> **Description of the task**:
Single out the lines of the material that contain "SOCKS" and copy them.

> **Input records**:
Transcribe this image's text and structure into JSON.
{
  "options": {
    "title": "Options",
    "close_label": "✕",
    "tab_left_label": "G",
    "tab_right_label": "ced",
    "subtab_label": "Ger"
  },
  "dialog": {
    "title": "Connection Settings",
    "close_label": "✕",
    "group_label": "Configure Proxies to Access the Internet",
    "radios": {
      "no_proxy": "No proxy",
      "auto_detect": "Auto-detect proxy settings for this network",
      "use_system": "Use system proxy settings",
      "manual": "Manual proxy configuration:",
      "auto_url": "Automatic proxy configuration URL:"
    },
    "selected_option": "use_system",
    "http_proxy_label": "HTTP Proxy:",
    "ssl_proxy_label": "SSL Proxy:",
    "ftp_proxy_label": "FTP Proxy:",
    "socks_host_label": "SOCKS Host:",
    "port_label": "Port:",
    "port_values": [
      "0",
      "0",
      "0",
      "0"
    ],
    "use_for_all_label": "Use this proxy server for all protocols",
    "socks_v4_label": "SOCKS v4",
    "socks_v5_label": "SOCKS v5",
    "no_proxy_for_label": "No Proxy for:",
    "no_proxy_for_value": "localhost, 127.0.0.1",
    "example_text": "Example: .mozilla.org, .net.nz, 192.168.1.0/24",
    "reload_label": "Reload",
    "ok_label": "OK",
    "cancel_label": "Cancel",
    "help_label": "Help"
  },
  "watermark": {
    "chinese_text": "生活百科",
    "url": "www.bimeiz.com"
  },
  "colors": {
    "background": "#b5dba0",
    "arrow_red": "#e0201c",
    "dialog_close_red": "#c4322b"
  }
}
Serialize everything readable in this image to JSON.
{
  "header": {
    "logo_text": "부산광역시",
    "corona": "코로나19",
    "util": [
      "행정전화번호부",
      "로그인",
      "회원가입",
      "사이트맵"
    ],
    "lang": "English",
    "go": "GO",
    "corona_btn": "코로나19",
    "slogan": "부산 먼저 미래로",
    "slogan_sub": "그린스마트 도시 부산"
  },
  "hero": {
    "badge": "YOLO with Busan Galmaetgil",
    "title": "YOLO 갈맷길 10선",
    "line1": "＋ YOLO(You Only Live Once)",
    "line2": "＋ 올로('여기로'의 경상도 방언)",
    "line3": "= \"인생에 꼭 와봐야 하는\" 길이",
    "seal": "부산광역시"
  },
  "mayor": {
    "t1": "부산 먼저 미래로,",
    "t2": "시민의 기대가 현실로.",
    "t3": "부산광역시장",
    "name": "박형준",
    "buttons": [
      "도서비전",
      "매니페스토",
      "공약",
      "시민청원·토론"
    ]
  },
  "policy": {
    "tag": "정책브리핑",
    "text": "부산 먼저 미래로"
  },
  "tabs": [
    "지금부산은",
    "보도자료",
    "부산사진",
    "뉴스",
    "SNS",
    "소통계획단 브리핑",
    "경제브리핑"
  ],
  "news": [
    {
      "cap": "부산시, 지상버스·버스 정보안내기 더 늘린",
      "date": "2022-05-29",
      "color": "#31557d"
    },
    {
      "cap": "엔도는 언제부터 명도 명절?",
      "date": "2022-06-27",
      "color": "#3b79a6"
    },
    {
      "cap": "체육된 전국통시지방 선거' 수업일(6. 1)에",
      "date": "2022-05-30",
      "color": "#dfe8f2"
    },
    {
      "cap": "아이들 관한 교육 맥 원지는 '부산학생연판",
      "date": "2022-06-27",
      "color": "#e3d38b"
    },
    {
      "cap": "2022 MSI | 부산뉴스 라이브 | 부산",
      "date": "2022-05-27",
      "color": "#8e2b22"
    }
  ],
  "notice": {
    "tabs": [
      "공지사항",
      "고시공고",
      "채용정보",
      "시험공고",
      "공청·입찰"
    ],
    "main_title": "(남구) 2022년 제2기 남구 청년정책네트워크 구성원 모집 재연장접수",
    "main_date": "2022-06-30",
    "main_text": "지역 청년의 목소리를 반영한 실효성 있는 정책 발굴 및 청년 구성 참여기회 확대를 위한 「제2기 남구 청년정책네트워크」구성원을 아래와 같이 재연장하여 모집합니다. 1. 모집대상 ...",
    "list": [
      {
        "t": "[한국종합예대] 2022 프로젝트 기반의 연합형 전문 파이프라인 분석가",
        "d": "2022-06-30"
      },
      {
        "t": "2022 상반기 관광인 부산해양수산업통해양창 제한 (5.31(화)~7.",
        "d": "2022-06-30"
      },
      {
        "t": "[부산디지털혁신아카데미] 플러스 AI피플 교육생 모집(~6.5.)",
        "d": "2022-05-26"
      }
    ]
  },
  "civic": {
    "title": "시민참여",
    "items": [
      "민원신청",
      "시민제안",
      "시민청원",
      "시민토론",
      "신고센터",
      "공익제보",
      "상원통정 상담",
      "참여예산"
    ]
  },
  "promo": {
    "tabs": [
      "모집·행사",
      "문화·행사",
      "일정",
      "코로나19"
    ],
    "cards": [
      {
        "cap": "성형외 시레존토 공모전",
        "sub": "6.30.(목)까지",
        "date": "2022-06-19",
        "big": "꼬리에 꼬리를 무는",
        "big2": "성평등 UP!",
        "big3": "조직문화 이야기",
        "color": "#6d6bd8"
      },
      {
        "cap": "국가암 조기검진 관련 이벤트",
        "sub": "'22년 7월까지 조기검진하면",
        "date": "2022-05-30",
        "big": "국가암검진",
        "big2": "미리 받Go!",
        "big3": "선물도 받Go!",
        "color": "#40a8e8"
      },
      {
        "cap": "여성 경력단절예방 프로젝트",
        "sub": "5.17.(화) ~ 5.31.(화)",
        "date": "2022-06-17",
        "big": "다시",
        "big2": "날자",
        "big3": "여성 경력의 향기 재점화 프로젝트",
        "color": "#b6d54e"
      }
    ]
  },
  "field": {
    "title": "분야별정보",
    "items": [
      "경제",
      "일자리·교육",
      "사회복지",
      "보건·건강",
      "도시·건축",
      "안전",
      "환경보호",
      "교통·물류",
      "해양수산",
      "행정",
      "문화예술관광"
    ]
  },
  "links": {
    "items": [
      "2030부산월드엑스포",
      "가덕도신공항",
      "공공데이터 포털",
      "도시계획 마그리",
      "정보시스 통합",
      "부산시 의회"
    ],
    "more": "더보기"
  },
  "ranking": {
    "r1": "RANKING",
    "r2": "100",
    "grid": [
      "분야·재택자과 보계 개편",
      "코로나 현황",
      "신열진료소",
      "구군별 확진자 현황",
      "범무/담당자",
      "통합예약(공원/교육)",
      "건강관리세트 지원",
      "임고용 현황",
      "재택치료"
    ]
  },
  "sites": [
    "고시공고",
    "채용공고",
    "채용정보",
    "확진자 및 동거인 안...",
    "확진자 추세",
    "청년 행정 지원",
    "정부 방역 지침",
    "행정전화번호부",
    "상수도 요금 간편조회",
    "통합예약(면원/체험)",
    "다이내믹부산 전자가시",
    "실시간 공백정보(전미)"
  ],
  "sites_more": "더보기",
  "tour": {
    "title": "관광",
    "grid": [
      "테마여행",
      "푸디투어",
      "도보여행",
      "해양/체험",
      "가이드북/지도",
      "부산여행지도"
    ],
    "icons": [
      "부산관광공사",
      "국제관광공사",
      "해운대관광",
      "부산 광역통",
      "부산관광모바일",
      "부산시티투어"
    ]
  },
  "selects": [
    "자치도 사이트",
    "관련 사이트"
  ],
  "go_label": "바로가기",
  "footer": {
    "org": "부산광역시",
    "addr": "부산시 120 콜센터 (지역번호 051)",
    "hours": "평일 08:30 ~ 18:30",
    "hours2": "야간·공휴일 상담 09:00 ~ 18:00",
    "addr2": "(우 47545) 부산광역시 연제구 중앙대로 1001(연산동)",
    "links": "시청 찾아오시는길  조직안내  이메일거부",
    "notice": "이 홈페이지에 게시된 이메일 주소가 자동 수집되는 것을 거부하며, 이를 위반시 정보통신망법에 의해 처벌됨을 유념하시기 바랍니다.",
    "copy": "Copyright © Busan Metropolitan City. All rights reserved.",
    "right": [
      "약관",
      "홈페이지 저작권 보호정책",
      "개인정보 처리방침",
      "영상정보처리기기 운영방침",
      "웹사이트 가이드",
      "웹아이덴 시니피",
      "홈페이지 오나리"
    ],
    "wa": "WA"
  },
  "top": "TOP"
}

> **Task output**:
    "socks_host_label": "SOCKS Host:",
    "socks_v4_label": "SOCKS v4",
    "socks_v5_label": "SOCKS v5",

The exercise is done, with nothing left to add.